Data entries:
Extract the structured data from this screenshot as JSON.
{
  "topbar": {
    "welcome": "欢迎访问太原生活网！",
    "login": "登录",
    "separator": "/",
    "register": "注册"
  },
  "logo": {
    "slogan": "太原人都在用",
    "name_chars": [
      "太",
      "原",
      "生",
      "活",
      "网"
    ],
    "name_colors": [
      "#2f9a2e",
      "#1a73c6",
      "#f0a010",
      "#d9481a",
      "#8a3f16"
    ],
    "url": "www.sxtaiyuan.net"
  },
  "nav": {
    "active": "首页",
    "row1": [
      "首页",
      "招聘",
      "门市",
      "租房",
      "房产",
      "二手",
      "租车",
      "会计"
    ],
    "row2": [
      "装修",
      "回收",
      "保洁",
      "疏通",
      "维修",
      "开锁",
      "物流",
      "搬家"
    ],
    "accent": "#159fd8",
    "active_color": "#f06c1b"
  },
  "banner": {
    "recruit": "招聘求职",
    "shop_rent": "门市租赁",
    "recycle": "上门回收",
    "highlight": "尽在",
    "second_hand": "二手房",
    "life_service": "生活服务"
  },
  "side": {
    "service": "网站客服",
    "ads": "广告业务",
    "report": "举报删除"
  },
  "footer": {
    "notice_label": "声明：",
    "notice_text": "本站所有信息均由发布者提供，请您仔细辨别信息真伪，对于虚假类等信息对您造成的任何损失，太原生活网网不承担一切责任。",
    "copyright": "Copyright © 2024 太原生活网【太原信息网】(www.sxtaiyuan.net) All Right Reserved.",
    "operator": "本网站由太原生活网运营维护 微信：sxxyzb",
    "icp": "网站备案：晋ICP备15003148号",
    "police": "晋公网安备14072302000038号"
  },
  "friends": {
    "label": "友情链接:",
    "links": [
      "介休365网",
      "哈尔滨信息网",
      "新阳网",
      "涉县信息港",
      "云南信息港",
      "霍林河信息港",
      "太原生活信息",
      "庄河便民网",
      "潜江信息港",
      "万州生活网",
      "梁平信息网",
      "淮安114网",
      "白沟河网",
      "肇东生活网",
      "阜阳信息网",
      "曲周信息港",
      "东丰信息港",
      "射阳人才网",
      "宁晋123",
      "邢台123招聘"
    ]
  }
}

Written task: Restate every line of the data word for word.

Exercise response:
Extract the structured data from this screenshot as JSON.
{
  "topbar": {
    "welcome": "欢迎访问太原生活网！",
    "login": "登录",
    "separator": "/",
    "register": "注册"
  },
  "logo": {
    "slogan": "太原人都在用",
    "name_chars": [
      "太",
      "原",
      "生",
      "活",
      "网"
    ],
    "name_colors": [
      "#2f9a2e",
      "#1a73c6",
      "#f0a010",
      "#d9481a",
      "#8a3f16"
    ],
    "url": "www.sxtaiyuan.net"
  },
  "nav": {
    "active": "首页",
    "row1": [
      "首页",
      "招聘",
      "门市",
      "租房",
      "房产",
      "二手",
      "租车",
      "会计"
    ],
    "row2": [
      "装修",
      "回收",
      "保洁",
      "疏通",
      "维修",
      "开锁",
      "物流",
      "搬家"
    ],
    "accent": "#159fd8",
    "active_color": "#f06c1b"
  },
  "banner": {
    "recruit": "招聘求职",
    "shop_rent": "门市租赁",
    "recycle": "上门回收",
    "highlight": "尽在",
    "second_hand": "二手房",
    "life_service": "生活服务"
  },
  "side": {
    "service": "网站客服",
    "ads": "广告业务",
    "report": "举报删除"
  },
  "footer": {
    "notice_label": "声明：",
    "notice_text": "本站所有信息均由发布者提供，请您仔细辨别信息真伪，对于虚假类等信息对您造成的任何损失，太原生活网网不承担一切责任。",
    "copyright": "Copyright © 2024 太原生活网【太原信息网】(www.sxtaiyuan.net) All Right Reserved.",
    "operator": "本网站由太原生活网运营维护 微信：sxxyzb",
    "icp": "网站备案：晋ICP备15003148号",
    "police": "晋公网安备14072302000038号"
  },
  "friends": {
    "label": "友情链接:",
    "links": [
      "介休365网",
      "哈尔滨信息网",
      "新阳网",
      "涉县信息港",
      "云南信息港",
      "霍林河信息港",
      "太原生活信息",
      "庄河便民网",
      "潜江信息港",
      "万州生活网",
      "梁平信息网",
      "淮安114网",
      "白沟河网",
      "肇东生活网",
      "阜阳信息网",
      "曲周信息港",
      "东丰信息港",
      "射阳人才网",
      "宁晋123",
      "邢台123招聘"
    ]
  }
}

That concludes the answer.